◆ GOAL: From the entries provided below, copy each line that contains the word "pattern".

◆ RECORDS:
--------
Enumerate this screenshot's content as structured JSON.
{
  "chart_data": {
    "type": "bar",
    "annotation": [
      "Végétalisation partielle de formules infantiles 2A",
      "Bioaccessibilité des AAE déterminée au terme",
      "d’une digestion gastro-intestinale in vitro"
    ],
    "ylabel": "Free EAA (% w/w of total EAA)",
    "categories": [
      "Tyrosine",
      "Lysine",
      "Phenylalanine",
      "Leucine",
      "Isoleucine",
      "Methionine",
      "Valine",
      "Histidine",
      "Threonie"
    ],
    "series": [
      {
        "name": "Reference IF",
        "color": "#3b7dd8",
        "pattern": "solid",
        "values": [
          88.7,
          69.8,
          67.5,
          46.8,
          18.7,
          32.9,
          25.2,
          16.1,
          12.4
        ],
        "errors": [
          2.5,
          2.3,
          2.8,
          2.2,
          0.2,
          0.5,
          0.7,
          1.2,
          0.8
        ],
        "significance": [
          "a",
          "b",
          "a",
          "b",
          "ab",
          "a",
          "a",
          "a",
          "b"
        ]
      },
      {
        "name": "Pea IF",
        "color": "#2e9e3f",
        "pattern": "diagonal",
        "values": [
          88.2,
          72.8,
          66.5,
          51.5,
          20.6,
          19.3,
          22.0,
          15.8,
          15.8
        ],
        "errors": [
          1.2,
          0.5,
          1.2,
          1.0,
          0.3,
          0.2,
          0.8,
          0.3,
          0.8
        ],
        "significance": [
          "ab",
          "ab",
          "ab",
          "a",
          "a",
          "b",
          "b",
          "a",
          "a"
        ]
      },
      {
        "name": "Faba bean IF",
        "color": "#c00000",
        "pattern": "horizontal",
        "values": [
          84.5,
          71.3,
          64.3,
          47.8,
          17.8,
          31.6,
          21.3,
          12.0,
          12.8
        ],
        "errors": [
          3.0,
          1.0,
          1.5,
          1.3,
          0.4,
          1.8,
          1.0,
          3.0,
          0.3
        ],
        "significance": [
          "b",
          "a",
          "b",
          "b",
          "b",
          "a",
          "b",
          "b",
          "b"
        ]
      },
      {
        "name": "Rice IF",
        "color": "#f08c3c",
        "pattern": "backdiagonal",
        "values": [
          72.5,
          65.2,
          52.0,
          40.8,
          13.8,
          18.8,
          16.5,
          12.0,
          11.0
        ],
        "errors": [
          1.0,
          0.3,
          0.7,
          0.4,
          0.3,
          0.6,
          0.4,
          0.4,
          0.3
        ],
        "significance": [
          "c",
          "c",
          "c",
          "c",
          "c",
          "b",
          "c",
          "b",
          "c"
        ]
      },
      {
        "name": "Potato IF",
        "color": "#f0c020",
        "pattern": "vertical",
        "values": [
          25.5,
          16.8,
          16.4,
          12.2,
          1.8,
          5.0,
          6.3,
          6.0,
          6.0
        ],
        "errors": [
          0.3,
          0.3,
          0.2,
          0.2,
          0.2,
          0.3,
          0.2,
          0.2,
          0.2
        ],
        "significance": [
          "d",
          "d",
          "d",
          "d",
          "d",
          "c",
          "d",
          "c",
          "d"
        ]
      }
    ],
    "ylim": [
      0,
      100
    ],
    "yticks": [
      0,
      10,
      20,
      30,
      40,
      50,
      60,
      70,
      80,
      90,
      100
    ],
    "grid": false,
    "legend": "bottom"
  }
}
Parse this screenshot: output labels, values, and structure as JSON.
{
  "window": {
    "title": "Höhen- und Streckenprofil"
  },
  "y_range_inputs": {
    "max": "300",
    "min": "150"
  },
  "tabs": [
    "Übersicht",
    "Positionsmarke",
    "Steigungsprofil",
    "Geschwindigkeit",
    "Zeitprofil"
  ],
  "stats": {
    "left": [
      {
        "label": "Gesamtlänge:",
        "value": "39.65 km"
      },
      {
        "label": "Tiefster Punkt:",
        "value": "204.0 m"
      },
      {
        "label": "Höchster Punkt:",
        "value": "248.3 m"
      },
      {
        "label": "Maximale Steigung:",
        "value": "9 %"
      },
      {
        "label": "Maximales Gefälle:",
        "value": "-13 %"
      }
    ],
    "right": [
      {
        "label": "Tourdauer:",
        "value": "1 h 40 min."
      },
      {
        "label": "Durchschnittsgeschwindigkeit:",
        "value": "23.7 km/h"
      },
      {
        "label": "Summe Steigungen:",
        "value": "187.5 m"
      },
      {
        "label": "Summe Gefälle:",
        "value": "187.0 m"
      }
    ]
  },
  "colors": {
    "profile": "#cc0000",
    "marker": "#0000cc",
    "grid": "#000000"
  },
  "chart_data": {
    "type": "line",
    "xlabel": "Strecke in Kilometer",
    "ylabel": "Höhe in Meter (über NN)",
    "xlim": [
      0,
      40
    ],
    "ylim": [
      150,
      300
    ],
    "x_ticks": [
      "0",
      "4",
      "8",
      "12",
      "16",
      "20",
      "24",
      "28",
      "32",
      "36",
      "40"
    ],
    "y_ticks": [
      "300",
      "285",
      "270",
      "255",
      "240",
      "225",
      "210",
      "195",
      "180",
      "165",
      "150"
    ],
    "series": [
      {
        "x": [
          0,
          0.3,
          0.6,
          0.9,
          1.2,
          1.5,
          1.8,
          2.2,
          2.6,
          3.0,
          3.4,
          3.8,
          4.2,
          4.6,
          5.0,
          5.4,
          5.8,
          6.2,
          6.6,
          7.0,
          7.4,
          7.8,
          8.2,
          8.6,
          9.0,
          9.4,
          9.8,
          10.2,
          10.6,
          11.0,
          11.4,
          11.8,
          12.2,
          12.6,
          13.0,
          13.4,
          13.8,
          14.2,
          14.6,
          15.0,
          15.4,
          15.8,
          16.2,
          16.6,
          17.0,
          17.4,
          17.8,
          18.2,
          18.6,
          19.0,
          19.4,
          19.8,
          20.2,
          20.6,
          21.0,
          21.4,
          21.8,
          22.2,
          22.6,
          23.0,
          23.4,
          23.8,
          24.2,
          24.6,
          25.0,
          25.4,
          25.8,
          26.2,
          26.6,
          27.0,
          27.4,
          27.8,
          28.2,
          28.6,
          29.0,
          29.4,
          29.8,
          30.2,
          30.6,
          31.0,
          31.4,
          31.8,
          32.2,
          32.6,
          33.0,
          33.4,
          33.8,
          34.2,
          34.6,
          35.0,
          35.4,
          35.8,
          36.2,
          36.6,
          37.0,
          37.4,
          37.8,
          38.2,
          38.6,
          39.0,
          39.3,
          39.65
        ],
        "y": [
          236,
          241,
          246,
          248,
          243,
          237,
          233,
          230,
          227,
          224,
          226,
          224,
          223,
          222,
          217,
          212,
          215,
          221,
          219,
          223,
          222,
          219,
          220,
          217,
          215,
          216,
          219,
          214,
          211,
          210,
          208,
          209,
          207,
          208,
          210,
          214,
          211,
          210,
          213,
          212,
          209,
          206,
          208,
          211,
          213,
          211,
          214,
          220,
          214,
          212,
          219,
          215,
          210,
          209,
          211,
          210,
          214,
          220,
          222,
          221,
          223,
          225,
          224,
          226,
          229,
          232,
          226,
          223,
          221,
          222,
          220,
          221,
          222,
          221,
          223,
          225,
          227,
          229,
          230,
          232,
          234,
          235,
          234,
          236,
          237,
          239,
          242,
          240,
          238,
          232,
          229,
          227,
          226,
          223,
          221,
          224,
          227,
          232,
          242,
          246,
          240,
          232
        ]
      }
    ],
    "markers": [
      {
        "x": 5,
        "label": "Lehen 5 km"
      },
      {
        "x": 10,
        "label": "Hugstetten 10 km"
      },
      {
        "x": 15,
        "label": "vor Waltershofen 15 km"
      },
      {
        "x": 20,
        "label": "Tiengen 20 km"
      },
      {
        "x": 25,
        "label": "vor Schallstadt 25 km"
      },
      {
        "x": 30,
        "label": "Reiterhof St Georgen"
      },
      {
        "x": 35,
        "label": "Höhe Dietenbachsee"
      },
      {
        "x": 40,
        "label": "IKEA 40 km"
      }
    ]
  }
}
--------
◆ THE RESULT:
        "pattern": "solid",
        "pattern": "diagonal",
        "pattern": "horizontal",
        "pattern": "backdiagonal",
        "pattern": "vertical",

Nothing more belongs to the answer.